:: Exercise inputs
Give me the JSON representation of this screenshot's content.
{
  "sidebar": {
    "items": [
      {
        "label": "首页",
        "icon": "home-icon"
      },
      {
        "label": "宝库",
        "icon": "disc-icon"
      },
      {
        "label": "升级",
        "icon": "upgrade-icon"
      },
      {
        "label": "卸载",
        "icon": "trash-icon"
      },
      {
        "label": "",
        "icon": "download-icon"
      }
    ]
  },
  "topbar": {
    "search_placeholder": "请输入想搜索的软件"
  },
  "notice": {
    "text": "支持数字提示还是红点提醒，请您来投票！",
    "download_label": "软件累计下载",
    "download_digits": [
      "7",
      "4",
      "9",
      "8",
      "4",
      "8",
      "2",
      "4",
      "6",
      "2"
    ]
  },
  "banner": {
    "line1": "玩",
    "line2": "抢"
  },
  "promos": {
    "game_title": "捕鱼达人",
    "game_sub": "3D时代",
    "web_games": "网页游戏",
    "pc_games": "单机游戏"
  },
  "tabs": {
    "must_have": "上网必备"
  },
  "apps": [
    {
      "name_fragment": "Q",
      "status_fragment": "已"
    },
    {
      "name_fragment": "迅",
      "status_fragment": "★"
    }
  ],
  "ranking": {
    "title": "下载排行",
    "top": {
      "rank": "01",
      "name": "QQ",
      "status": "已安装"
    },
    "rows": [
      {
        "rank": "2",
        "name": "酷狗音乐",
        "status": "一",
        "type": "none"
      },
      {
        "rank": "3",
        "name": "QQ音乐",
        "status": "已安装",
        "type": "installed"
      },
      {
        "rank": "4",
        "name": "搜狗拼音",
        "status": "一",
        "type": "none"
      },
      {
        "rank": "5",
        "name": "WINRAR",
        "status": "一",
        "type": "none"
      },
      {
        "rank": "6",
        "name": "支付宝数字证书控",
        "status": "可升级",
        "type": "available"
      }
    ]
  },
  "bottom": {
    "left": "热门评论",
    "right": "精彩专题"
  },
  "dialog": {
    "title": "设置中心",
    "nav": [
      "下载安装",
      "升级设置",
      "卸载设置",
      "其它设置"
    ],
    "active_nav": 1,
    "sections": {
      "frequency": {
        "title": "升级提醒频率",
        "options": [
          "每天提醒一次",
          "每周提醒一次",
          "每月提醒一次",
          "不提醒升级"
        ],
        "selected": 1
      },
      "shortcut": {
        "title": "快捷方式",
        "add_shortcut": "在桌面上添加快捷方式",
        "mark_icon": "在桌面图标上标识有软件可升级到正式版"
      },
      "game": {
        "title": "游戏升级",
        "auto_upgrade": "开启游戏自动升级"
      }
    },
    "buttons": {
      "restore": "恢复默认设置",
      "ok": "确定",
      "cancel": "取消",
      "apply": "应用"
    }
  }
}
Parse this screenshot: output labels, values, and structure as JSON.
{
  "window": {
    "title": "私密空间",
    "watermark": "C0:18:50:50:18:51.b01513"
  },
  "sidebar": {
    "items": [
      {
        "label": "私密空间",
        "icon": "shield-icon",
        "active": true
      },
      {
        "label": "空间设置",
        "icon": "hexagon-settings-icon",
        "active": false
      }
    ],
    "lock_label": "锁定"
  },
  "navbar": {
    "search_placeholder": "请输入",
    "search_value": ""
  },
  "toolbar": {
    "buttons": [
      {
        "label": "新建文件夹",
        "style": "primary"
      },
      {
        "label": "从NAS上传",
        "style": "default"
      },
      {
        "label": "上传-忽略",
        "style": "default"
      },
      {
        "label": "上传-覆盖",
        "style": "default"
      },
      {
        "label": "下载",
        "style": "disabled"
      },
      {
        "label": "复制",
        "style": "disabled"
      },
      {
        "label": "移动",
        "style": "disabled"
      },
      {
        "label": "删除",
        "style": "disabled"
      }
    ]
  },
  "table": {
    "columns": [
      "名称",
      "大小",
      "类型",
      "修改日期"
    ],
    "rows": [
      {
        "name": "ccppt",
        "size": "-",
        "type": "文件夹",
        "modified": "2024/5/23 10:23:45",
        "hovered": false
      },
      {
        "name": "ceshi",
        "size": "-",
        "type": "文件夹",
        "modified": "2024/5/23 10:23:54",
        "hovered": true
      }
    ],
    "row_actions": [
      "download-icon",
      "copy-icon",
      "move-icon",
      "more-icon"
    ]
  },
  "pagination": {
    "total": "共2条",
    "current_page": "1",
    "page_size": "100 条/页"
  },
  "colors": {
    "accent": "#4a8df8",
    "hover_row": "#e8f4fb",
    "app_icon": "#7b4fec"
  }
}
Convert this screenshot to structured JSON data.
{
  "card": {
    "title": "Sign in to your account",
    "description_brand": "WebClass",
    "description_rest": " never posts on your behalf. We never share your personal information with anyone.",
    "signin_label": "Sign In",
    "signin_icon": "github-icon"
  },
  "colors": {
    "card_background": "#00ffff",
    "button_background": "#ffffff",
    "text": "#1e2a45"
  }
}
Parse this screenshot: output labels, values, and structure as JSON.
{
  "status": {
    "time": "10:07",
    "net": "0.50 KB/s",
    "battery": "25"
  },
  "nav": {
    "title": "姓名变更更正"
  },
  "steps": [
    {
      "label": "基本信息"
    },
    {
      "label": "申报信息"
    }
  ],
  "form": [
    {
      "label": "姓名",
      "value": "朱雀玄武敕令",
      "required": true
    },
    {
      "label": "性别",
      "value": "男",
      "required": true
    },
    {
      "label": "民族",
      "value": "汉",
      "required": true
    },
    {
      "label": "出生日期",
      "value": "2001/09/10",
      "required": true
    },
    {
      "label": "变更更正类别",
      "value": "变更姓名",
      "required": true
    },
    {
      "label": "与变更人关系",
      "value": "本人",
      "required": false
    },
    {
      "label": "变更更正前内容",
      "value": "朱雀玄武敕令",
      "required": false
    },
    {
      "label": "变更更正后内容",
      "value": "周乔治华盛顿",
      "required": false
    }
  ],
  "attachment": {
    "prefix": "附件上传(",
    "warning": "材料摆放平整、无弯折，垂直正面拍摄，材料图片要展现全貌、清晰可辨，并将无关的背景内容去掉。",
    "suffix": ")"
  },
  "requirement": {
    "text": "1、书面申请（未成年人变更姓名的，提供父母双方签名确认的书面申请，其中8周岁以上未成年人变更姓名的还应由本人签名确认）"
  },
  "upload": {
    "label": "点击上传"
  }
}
::::
Return each entry from the material above exactly as it appears.

Give me the JSON representation of this screenshot's content.
{
  "sidebar": {
    "items": [
      {
        "label": "首页",
        "icon": "home-icon"
      },
      {
        "label": "宝库",
        "icon": "disc-icon"
      },
      {
        "label": "升级",
        "icon": "upgrade-icon"
      },
      {
        "label": "卸载",
        "icon": "trash-icon"
      },
      {
        "label": "",
        "icon": "download-icon"
      }
    ]
  },
  "topbar": {
    "search_placeholder": "请输入想搜索的软件"
  },
  "notice": {
    "text": "支持数字提示还是红点提醒，请您来投票！",
    "download_label": "软件累计下载",
    "download_digits": [
      "7",
      "4",
      "9",
      "8",
      "4",
      "8",
      "2",
      "4",
      "6",
      "2"
    ]
  },
  "banner": {
    "line1": "玩",
    "line2": "抢"
  },
  "promos": {
    "game_title": "捕鱼达人",
    "game_sub": "3D时代",
    "web_games": "网页游戏",
    "pc_games": "单机游戏"
  },
  "tabs": {
    "must_have": "上网必备"
  },
  "apps": [
    {
      "name_fragment": "Q",
      "status_fragment": "已"
    },
    {
      "name_fragment": "迅",
      "status_fragment": "★"
    }
  ],
  "ranking": {
    "title": "下载排行",
    "top": {
      "rank": "01",
      "name": "QQ",
      "status": "已安装"
    },
    "rows": [
      {
        "rank": "2",
        "name": "酷狗音乐",
        "status": "一",
        "type": "none"
      },
      {
        "rank": "3",
        "name": "QQ音乐",
        "status": "已安装",
        "type": "installed"
      },
      {
        "rank": "4",
        "name": "搜狗拼音",
        "status": "一",
        "type": "none"
      },
      {
        "rank": "5",
        "name": "WINRAR",
        "status": "一",
        "type": "none"
      },
      {
        "rank": "6",
        "name": "支付宝数字证书控",
        "status": "可升级",
        "type": "available"
      }
    ]
  },
  "bottom": {
    "left": "热门评论",
    "right": "精彩专题"
  },
  "dialog": {
    "title": "设置中心",
    "nav": [
      "下载安装",
      "升级设置",
      "卸载设置",
      "其它设置"
    ],
    "active_nav": 1,
    "sections": {
      "frequency": {
        "title": "升级提醒频率",
        "options": [
          "每天提醒一次",
          "每周提醒一次",
          "每月提醒一次",
          "不提醒升级"
        ],
        "selected": 1
      },
      "shortcut": {
        "title": "快捷方式",
        "add_shortcut": "在桌面上添加快捷方式",
        "mark_icon": "在桌面图标上标识有软件可升级到正式版"
      },
      "game": {
        "title": "游戏升级",
        "auto_upgrade": "开启游戏自动升级"
      }
    },
    "buttons": {
      "restore": "恢复默认设置",
      "ok": "确定",
      "cancel": "取消",
      "apply": "应用"
    }
  }
}
Parse this screenshot: output labels, values, and structure as JSON.
{
  "window": {
    "title": "私密空间",
    "watermark": "C0:18:50:50:18:51.b01513"
  },
  "sidebar": {
    "items": [
      {
        "label": "私密空间",
        "icon": "shield-icon",
        "active": true
      },
      {
        "label": "空间设置",
        "icon": "hexagon-settings-icon",
        "active": false
      }
    ],
    "lock_label": "锁定"
  },
  "navbar": {
    "search_placeholder": "请输入",
    "search_value": ""
  },
  "toolbar": {
    "buttons": [
      {
        "label": "新建文件夹",
        "style": "primary"
      },
      {
        "label": "从NAS上传",
        "style": "default"
      },
      {
        "label": "上传-忽略",
        "style": "default"
      },
      {
        "label": "上传-覆盖",
        "style": "default"
      },
      {
        "label": "下载",
        "style": "disabled"
      },
      {
        "label": "复制",
        "style": "disabled"
      },
      {
        "label": "移动",
        "style": "disabled"
      },
      {
        "label": "删除",
        "style": "disabled"
      }
    ]
  },
  "table": {
    "columns": [
      "名称",
      "大小",
      "类型",
      "修改日期"
    ],
    "rows": [
      {
        "name": "ccppt",
        "size": "-",
        "type": "文件夹",
        "modified": "2024/5/23 10:23:45",
        "hovered": false
      },
      {
        "name": "ceshi",
        "size": "-",
        "type": "文件夹",
        "modified": "2024/5/23 10:23:54",
        "hovered": true
      }
    ],
    "row_actions": [
      "download-icon",
      "copy-icon",
      "move-icon",
      "more-icon"
    ]
  },
  "pagination": {
    "total": "共2条",
    "current_page": "1",
    "page_size": "100 条/页"
  },
  "colors": {
    "accent": "#4a8df8",
    "hover_row": "#e8f4fb",
    "app_icon": "#7b4fec"
  }
}
Convert this screenshot to structured JSON data.
{
  "card": {
    "title": "Sign in to your account",
    "description_brand": "WebClass",
    "description_rest": " never posts on your behalf. We never share your personal information with anyone.",
    "signin_label": "Sign In",
    "signin_icon": "github-icon"
  },
  "colors": {
    "card_background": "#00ffff",
    "button_background": "#ffffff",
    "text": "#1e2a45"
  }
}
Parse this screenshot: output labels, values, and structure as JSON.
{
  "status": {
    "time": "10:07",
    "net": "0.50 KB/s",
    "battery": "25"
  },
  "nav": {
    "title": "姓名变更更正"
  },
  "steps": [
    {
      "label": "基本信息"
    },
    {
      "label": "申报信息"
    }
  ],
  "form": [
    {
      "label": "姓名",
      "value": "朱雀玄武敕令",
      "required": true
    },
    {
      "label": "性别",
      "value": "男",
      "required": true
    },
    {
      "label": "民族",
      "value": "汉",
      "required": true
    },
    {
      "label": "出生日期",
      "value": "2001/09/10",
      "required": true
    },
    {
      "label": "变更更正类别",
      "value": "变更姓名",
      "required": true
    },
    {
      "label": "与变更人关系",
      "value": "本人",
      "required": false
    },
    {
      "label": "变更更正前内容",
      "value": "朱雀玄武敕令",
      "required": false
    },
    {
      "label": "变更更正后内容",
      "value": "周乔治华盛顿",
      "required": false
    }
  ],
  "attachment": {
    "prefix": "附件上传(",
    "warning": "材料摆放平整、无弯折，垂直正面拍摄，材料图片要展现全貌、清晰可辨，并将无关的背景内容去掉。",
    "suffix": ")"
  },
  "requirement": {
    "text": "1、书面申请（未成年人变更姓名的，提供父母双方签名确认的书面申请，其中8周岁以上未成年人变更姓名的还应由本人签名确认）"
  },
  "upload": {
    "label": "点击上传"
  }
}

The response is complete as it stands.